Task statement →
Pull every line with the word "扣完为止" out of the entries below.

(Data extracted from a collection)
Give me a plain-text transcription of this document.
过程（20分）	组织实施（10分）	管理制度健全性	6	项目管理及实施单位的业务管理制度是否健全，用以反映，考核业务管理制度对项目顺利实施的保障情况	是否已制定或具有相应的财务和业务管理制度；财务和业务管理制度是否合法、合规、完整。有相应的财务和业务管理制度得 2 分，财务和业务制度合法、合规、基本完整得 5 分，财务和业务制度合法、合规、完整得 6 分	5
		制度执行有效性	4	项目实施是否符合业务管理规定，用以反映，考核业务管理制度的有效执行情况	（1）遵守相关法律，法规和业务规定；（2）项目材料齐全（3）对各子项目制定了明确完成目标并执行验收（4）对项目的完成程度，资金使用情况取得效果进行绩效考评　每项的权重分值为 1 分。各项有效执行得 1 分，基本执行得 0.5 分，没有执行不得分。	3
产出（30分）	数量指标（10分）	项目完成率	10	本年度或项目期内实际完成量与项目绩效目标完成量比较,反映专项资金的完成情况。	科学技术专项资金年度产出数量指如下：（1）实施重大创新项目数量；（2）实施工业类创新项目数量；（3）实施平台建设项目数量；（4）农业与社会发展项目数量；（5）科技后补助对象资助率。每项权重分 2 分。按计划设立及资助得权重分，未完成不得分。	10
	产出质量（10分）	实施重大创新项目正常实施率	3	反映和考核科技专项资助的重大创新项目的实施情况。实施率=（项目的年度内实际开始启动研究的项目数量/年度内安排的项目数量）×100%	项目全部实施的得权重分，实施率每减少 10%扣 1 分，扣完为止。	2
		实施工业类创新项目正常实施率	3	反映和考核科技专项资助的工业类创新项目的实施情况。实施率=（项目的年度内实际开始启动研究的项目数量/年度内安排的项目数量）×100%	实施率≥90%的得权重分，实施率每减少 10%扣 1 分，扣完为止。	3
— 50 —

Task response →
	产出质量（10分）	实施重大创新项目正常实施率	3	反映和考核科技专项资助的重大创新项目的实施情况。实施率=（项目的年度内实际开始启动研究的项目数量/年度内安排的项目数量）×100%	项目全部实施的得权重分，实施率每减少 10%扣 1 分，扣完为止。	2
		实施工业类创新项目正常实施率	3	反映和考核科技专项资助的工业类创新项目的实施情况。实施率=（项目的年度内实际开始启动研究的项目数量/年度内安排的项目数量）×100%	实施率≥90%的得权重分，实施率每减少 10%扣 1 分，扣完为止。	3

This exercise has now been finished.